### EXERCISE PROMPT
All the data below goes into the copy word for word, but the pictures don't.

(Collected data)
_____

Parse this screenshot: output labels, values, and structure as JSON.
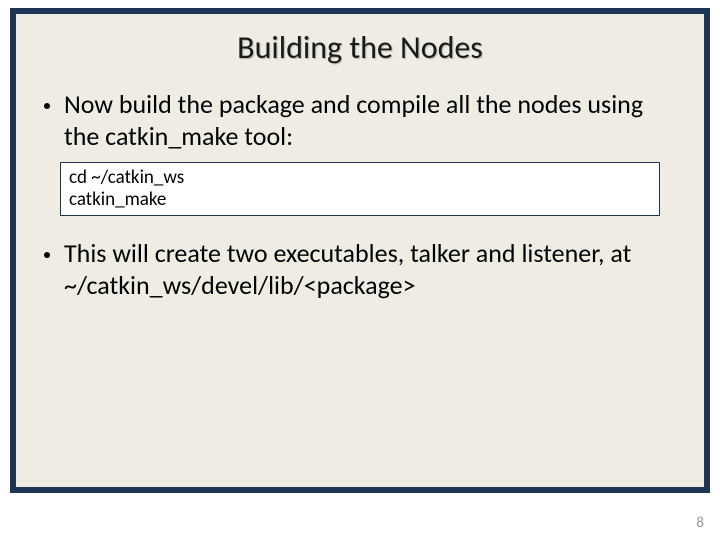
{
  "slide": {
    "title": "Building the Nodes",
    "bullets": [
      "Now build the package and compile all the nodes using the catkin_make tool:",
      "This will create two executables, talker and listener, at ~/catkin_ws/devel/lib/<package>"
    ],
    "code": {
      "lines": [
        "cd ~/catkin_ws",
        "catkin_make"
      ]
    },
    "page_number": "8"
  }
}
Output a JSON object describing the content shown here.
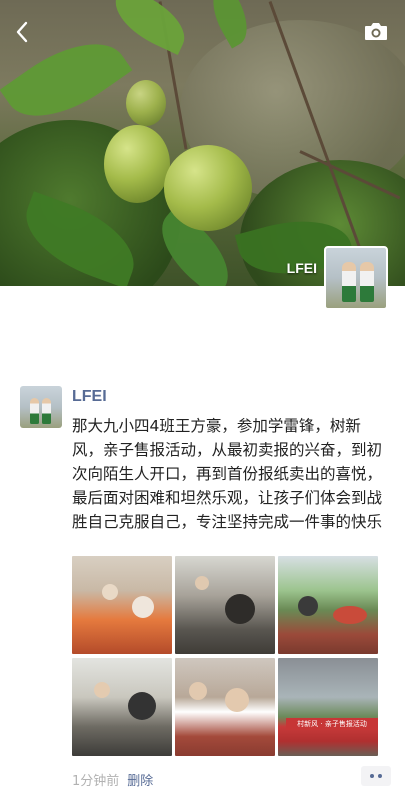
{
  "cover": {
    "name": "LFEI",
    "icons": {
      "back": "back-arrow-icon",
      "camera": "camera-icon"
    }
  },
  "post": {
    "author": "LFEI",
    "text": "那大九小四4班王方豪，参加学雷锋，树新风，亲子售报活动，从最初卖报的兴奋，到初次向陌生人开口，再到首份报纸卖出的喜悦，最后面对困难和坦然乐观，让孩子们体会到战胜自己克服自己，专注坚持完成一件事的快乐",
    "photo_count": 6,
    "photo6_banner": "村新风 · 亲子售报活动",
    "time": "1分钟前",
    "delete_label": "删除",
    "more_icon": "more-dots-icon"
  },
  "colors": {
    "name_link": "#576b95",
    "meta_gray": "#b2b2b2"
  }
}
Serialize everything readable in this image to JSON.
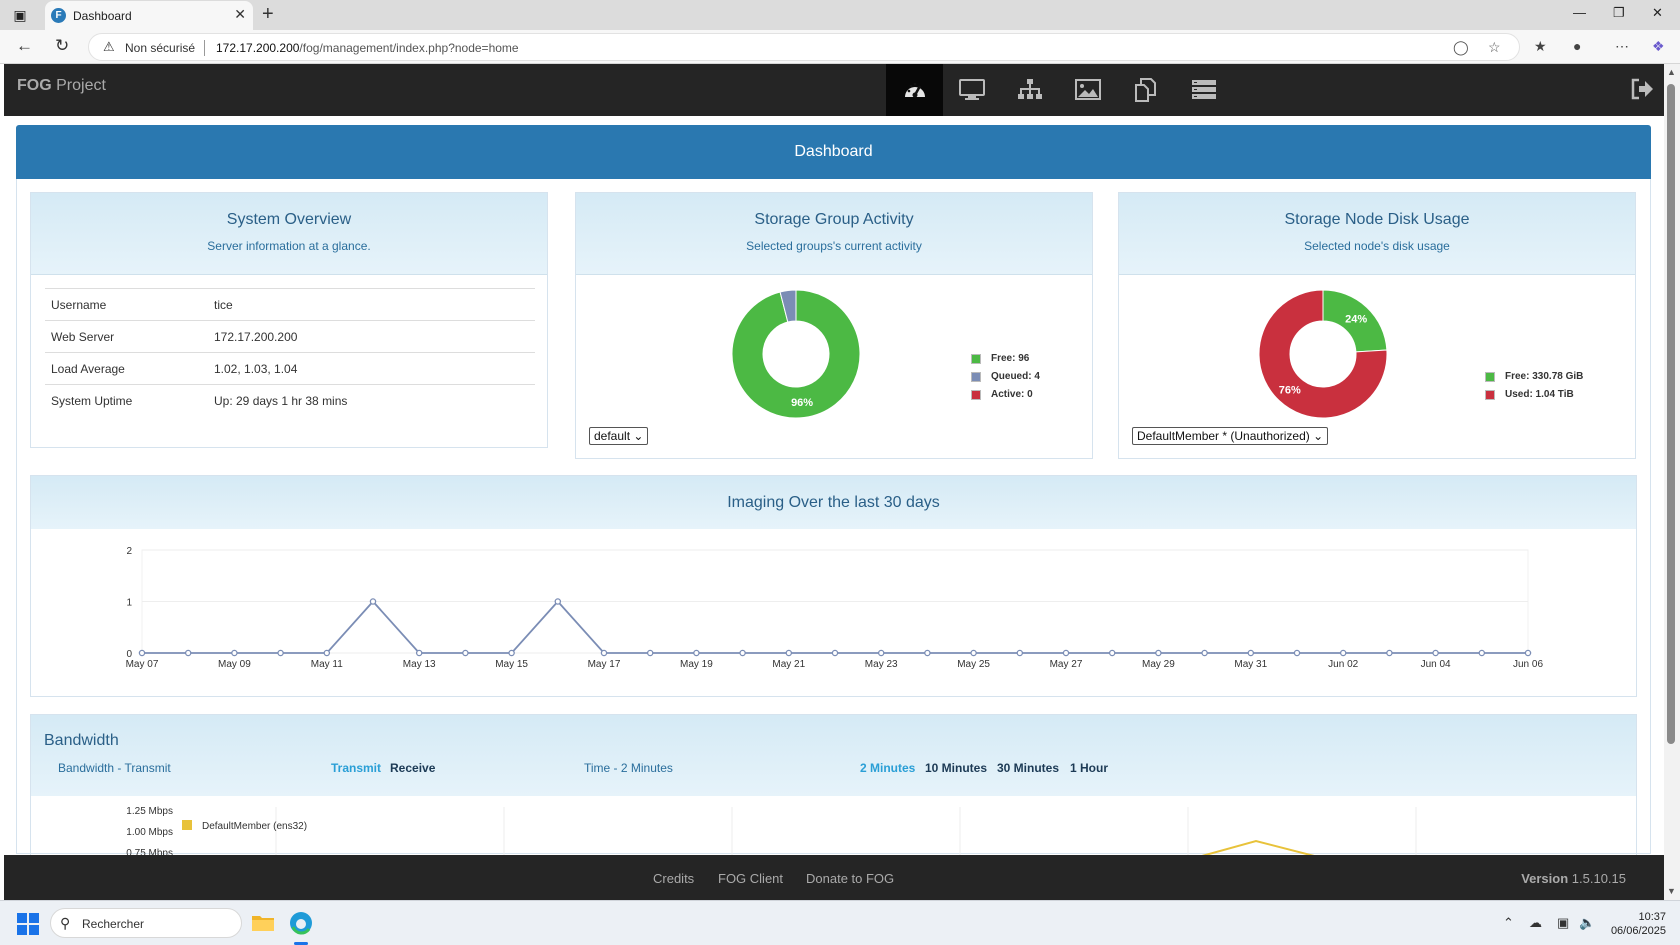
{
  "browser": {
    "tab_title": "Dashboard",
    "tab_favicon": "F",
    "insecure_label": "Non sécurisé",
    "url_host": "172.17.200.200",
    "url_path": "/fog/management/index.php?node=home"
  },
  "header": {
    "brand_bold": "FOG",
    "brand_rest": " Project",
    "menu_icons": [
      "dashboard-icon",
      "hosts-icon",
      "groups-icon",
      "images-icon",
      "snapins-icon",
      "storage-icon"
    ],
    "logout_icon": "logout-icon"
  },
  "dashboard": {
    "title": "Dashboard"
  },
  "system_overview": {
    "title": "System Overview",
    "subtitle": "Server information at a glance.",
    "rows": [
      {
        "key": "Username",
        "value": "tice"
      },
      {
        "key": "Web Server",
        "value": "172.17.200.200"
      },
      {
        "key": "Load Average",
        "value": "1.02, 1.03, 1.04"
      },
      {
        "key": "System Uptime",
        "value": "Up: 29 days 1 hr 38 mins"
      }
    ]
  },
  "storage_group": {
    "title": "Storage Group Activity",
    "subtitle": "Selected groups's current activity",
    "select_value": "default",
    "legend": [
      "Free: 96",
      "Queued: 4",
      "Active: 0"
    ],
    "slice_label": "96%",
    "colors": {
      "free": "#4cb944",
      "queued": "#7b8db5",
      "active": "#c9303e"
    }
  },
  "storage_node": {
    "title": "Storage Node Disk Usage",
    "subtitle": "Selected node's disk usage",
    "select_value": "DefaultMember * (Unauthorized)",
    "legend": [
      "Free: 330.78 GiB",
      "Used: 1.04 TiB"
    ],
    "free_label": "24%",
    "used_label": "76%",
    "colors": {
      "free": "#4cb944",
      "used": "#c9303e"
    }
  },
  "imaging": {
    "title": "Imaging Over the last 30 days"
  },
  "bandwidth": {
    "title": "Bandwidth",
    "sub_label": "Bandwidth - Transmit",
    "transmit": "Transmit",
    "receive": "Receive",
    "time_label": "Time - 2 Minutes",
    "ranges": [
      "2 Minutes",
      "10 Minutes",
      "30 Minutes",
      "1 Hour"
    ],
    "y_ticks": [
      "1.25 Mbps",
      "1.00 Mbps",
      "0.75 Mbps"
    ],
    "legend": "DefaultMember (ens32)",
    "legend_color": "#e8c23a"
  },
  "footer": {
    "links": [
      "Credits",
      "FOG Client",
      "Donate to FOG"
    ],
    "version_label": "Version",
    "version": "1.5.10.15"
  },
  "taskbar": {
    "search_placeholder": "Rechercher",
    "time": "10:37",
    "date": "06/06/2025"
  },
  "chart_data": [
    {
      "type": "pie",
      "title": "Storage Group Activity",
      "labels": [
        "Free",
        "Queued",
        "Active"
      ],
      "values": [
        96,
        4,
        0
      ]
    },
    {
      "type": "pie",
      "title": "Storage Node Disk Usage",
      "labels": [
        "Free",
        "Used"
      ],
      "values": [
        24,
        76
      ]
    },
    {
      "type": "line",
      "title": "Imaging Over the last 30 days",
      "categories": [
        "May 07",
        "May 08",
        "May 09",
        "May 10",
        "May 11",
        "May 12",
        "May 13",
        "May 14",
        "May 15",
        "May 16",
        "May 17",
        "May 18",
        "May 19",
        "May 20",
        "May 21",
        "May 22",
        "May 23",
        "May 24",
        "May 25",
        "May 26",
        "May 27",
        "May 28",
        "May 29",
        "May 30",
        "May 31",
        "Jun 01",
        "Jun 02",
        "Jun 03",
        "Jun 04",
        "Jun 05",
        "Jun 06"
      ],
      "tick_labels": [
        "May 07",
        "May 09",
        "May 11",
        "May 13",
        "May 15",
        "May 17",
        "May 19",
        "May 21",
        "May 23",
        "May 25",
        "May 27",
        "May 29",
        "May 31",
        "Jun 02",
        "Jun 04",
        "Jun 06"
      ],
      "values": [
        0,
        0,
        0,
        0,
        0,
        1,
        0,
        0,
        0,
        1,
        0,
        0,
        0,
        0,
        0,
        0,
        0,
        0,
        0,
        0,
        0,
        0,
        0,
        0,
        0,
        0,
        0,
        0,
        0,
        0,
        0
      ],
      "y_ticks": [
        0,
        1,
        2
      ],
      "ylim": [
        0,
        2
      ],
      "line_color": "#7b8db5"
    }
  ]
}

_____

### ANSWER TO THIS PROBLEM
Parse this screenshot: output labels, values, and structure as JSON.
{
  "slide": {
    "title": "Building the Nodes",
    "bullets": [
      "Now build the package and compile all the nodes using the catkin_make tool:",
      "This will create two executables, talker and listener, at ~/catkin_ws/devel/lib/<package>"
    ],
    "code": {
      "lines": [
        "cd ~/catkin_ws",
        "catkin_make"
      ]
    },
    "page_number": "8"
  }
}
Output a JSON object describing the content shown here.
{
  "cover": {
    "name": "LFEI",
    "icons": {
      "back": "back-arrow-icon",
      "camera": "camera-icon"
    }
  },
  "post": {
    "author": "LFEI",
    "text": "那大九小四4班王方豪，参加学雷锋，树新风，亲子售报活动，从最初卖报的兴奋，到初次向陌生人开口，再到首份报纸卖出的喜悦，最后面对困难和坦然乐观，让孩子们体会到战胜自己克服自己，专注坚持完成一件事的快乐",
    "photo_count": 6,
    "photo6_banner": "村新风 · 亲子售报活动",
    "time": "1分钟前",
    "delete_label": "删除",
    "more_icon": "more-dots-icon"
  },
  "colors": {
    "name_link": "#576b95",
    "meta_gray": "#b2b2b2"
  }
}
Serialize everything readable in this image to JSON.
{
  "browser": {
    "tab_title": "Dashboard",
    "tab_favicon": "F",
    "insecure_label": "Non sécurisé",
    "url_host": "172.17.200.200",
    "url_path": "/fog/management/index.php?node=home"
  },
  "header": {
    "brand_bold": "FOG",
    "brand_rest": " Project",
    "menu_icons": [
      "dashboard-icon",
      "hosts-icon",
      "groups-icon",
      "images-icon",
      "snapins-icon",
      "storage-icon"
    ],
    "logout_icon": "logout-icon"
  },
  "dashboard": {
    "title": "Dashboard"
  },
  "system_overview": {
    "title": "System Overview",
    "subtitle": "Server information at a glance.",
    "rows": [
      {
        "key": "Username",
        "value": "tice"
      },
      {
        "key": "Web Server",
        "value": "172.17.200.200"
      },
      {
        "key": "Load Average",
        "value": "1.02, 1.03, 1.04"
      },
      {
        "key": "System Uptime",
        "value": "Up: 29 days 1 hr 38 mins"
      }
    ]
  },
  "storage_group": {
    "title": "Storage Group Activity",
    "subtitle": "Selected groups's current activity",
    "select_value": "default",
    "legend": [
      "Free: 96",
      "Queued: 4",
      "Active: 0"
    ],
    "slice_label": "96%",
    "colors": {
      "free": "#4cb944",
      "queued": "#7b8db5",
      "active": "#c9303e"
    }
  },
  "storage_node": {
    "title": "Storage Node Disk Usage",
    "subtitle": "Selected node's disk usage",
    "select_value": "DefaultMember * (Unauthorized)",
    "legend": [
      "Free: 330.78 GiB",
      "Used: 1.04 TiB"
    ],
    "free_label": "24%",
    "used_label": "76%",
    "colors": {
      "free": "#4cb944",
      "used": "#c9303e"
    }
  },
  "imaging": {
    "title": "Imaging Over the last 30 days"
  },
  "bandwidth": {
    "title": "Bandwidth",
    "sub_label": "Bandwidth - Transmit",
    "transmit": "Transmit",
    "receive": "Receive",
    "time_label": "Time - 2 Minutes",
    "ranges": [
      "2 Minutes",
      "10 Minutes",
      "30 Minutes",
      "1 Hour"
    ],
    "y_ticks": [
      "1.25 Mbps",
      "1.00 Mbps",
      "0.75 Mbps"
    ],
    "legend": "DefaultMember (ens32)",
    "legend_color": "#e8c23a"
  },
  "footer": {
    "links": [
      "Credits",
      "FOG Client",
      "Donate to FOG"
    ],
    "version_label": "Version",
    "version": "1.5.10.15"
  },
  "taskbar": {
    "search_placeholder": "Rechercher",
    "time": "10:37",
    "date": "06/06/2025"
  },
  "chart_data": [
    {
      "type": "pie",
      "title": "Storage Group Activity",
      "labels": [
        "Free",
        "Queued",
        "Active"
      ],
      "values": [
        96,
        4,
        0
      ]
    },
    {
      "type": "pie",
      "title": "Storage Node Disk Usage",
      "labels": [
        "Free",
        "Used"
      ],
      "values": [
        24,
        76
      ]
    },
    {
      "type": "line",
      "title": "Imaging Over the last 30 days",
      "categories": [
        "May 07",
        "May 08",
        "May 09",
        "May 10",
        "May 11",
        "May 12",
        "May 13",
        "May 14",
        "May 15",
        "May 16",
        "May 17",
        "May 18",
        "May 19",
        "May 20",
        "May 21",
        "May 22",
        "May 23",
        "May 24",
        "May 25",
        "May 26",
        "May 27",
        "May 28",
        "May 29",
        "May 30",
        "May 31",
        "Jun 01",
        "Jun 02",
        "Jun 03",
        "Jun 04",
        "Jun 05",
        "Jun 06"
      ],
      "tick_labels": [
        "May 07",
        "May 09",
        "May 11",
        "May 13",
        "May 15",
        "May 17",
        "May 19",
        "May 21",
        "May 23",
        "May 25",
        "May 27",
        "May 29",
        "May 31",
        "Jun 02",
        "Jun 04",
        "Jun 06"
      ],
      "values": [
        0,
        0,
        0,
        0,
        0,
        1,
        0,
        0,
        0,
        1,
        0,
        0,
        0,
        0,
        0,
        0,
        0,
        0,
        0,
        0,
        0,
        0,
        0,
        0,
        0,
        0,
        0,
        0,
        0,
        0,
        0
      ],
      "y_ticks": [
        0,
        1,
        2
      ],
      "ylim": [
        0,
        2
      ],
      "line_color": "#7b8db5"
    }
  ]
}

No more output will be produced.